GIVEN INSTRUCTION = The entries below are to be written out again without alteration.

Excerpts from a figure dataset =
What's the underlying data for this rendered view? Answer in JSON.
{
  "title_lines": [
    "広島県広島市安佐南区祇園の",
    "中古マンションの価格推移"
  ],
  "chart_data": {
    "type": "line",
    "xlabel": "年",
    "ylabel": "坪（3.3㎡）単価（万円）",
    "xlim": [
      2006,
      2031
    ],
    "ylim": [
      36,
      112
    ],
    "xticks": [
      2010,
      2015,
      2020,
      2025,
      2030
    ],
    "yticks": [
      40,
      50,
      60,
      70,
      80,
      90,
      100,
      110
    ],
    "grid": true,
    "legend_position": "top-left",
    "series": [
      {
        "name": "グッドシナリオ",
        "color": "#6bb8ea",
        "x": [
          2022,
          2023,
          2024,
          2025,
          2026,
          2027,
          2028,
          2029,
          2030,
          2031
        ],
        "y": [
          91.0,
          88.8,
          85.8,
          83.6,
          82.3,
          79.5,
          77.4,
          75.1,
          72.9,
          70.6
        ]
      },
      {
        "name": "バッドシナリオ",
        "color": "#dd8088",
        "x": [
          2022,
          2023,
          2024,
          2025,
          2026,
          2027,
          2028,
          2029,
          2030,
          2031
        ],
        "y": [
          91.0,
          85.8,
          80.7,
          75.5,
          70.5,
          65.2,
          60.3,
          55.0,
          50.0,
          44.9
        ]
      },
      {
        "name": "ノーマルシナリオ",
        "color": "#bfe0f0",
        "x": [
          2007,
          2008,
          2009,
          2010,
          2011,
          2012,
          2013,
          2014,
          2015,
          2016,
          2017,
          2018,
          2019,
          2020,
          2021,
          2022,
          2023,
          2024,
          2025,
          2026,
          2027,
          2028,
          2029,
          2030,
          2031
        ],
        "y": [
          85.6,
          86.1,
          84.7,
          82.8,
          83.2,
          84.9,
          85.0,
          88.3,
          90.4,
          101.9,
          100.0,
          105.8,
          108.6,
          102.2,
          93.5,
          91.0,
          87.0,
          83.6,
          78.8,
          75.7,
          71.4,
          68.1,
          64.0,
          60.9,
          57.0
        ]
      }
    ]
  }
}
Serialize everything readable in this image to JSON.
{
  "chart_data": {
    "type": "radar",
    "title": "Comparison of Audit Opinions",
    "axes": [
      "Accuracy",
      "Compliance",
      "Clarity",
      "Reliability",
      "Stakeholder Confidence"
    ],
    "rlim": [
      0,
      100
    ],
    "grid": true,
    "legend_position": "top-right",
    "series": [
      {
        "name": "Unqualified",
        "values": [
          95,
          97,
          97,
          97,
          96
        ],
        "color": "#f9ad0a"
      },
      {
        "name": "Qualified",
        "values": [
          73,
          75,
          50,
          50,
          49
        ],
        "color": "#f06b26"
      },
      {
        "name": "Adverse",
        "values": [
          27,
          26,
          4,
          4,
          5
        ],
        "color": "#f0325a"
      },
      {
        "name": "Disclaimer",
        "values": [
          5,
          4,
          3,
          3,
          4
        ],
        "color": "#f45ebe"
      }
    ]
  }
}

FINISHED ANSWER =
What's the underlying data for this rendered view? Answer in JSON.
{
  "title_lines": [
    "広島県広島市安佐南区祇園の",
    "中古マンションの価格推移"
  ],
  "chart_data": {
    "type": "line",
    "xlabel": "年",
    "ylabel": "坪（3.3㎡）単価（万円）",
    "xlim": [
      2006,
      2031
    ],
    "ylim": [
      36,
      112
    ],
    "xticks": [
      2010,
      2015,
      2020,
      2025,
      2030
    ],
    "yticks": [
      40,
      50,
      60,
      70,
      80,
      90,
      100,
      110
    ],
    "grid": true,
    "legend_position": "top-left",
    "series": [
      {
        "name": "グッドシナリオ",
        "color": "#6bb8ea",
        "x": [
          2022,
          2023,
          2024,
          2025,
          2026,
          2027,
          2028,
          2029,
          2030,
          2031
        ],
        "y": [
          91.0,
          88.8,
          85.8,
          83.6,
          82.3,
          79.5,
          77.4,
          75.1,
          72.9,
          70.6
        ]
      },
      {
        "name": "バッドシナリオ",
        "color": "#dd8088",
        "x": [
          2022,
          2023,
          2024,
          2025,
          2026,
          2027,
          2028,
          2029,
          2030,
          2031
        ],
        "y": [
          91.0,
          85.8,
          80.7,
          75.5,
          70.5,
          65.2,
          60.3,
          55.0,
          50.0,
          44.9
        ]
      },
      {
        "name": "ノーマルシナリオ",
        "color": "#bfe0f0",
        "x": [
          2007,
          2008,
          2009,
          2010,
          2011,
          2012,
          2013,
          2014,
          2015,
          2016,
          2017,
          2018,
          2019,
          2020,
          2021,
          2022,
          2023,
          2024,
          2025,
          2026,
          2027,
          2028,
          2029,
          2030,
          2031
        ],
        "y": [
          85.6,
          86.1,
          84.7,
          82.8,
          83.2,
          84.9,
          85.0,
          88.3,
          90.4,
          101.9,
          100.0,
          105.8,
          108.6,
          102.2,
          93.5,
          91.0,
          87.0,
          83.6,
          78.8,
          75.7,
          71.4,
          68.1,
          64.0,
          60.9,
          57.0
        ]
      }
    ]
  }
}
Serialize everything readable in this image to JSON.
{
  "chart_data": {
    "type": "radar",
    "title": "Comparison of Audit Opinions",
    "axes": [
      "Accuracy",
      "Compliance",
      "Clarity",
      "Reliability",
      "Stakeholder Confidence"
    ],
    "rlim": [
      0,
      100
    ],
    "grid": true,
    "legend_position": "top-right",
    "series": [
      {
        "name": "Unqualified",
        "values": [
          95,
          97,
          97,
          97,
          96
        ],
        "color": "#f9ad0a"
      },
      {
        "name": "Qualified",
        "values": [
          73,
          75,
          50,
          50,
          49
        ],
        "color": "#f06b26"
      },
      {
        "name": "Adverse",
        "values": [
          27,
          26,
          4,
          4,
          5
        ],
        "color": "#f0325a"
      },
      {
        "name": "Disclaimer",
        "values": [
          5,
          4,
          3,
          3,
          4
        ],
        "color": "#f45ebe"
      }
    ]
  }
}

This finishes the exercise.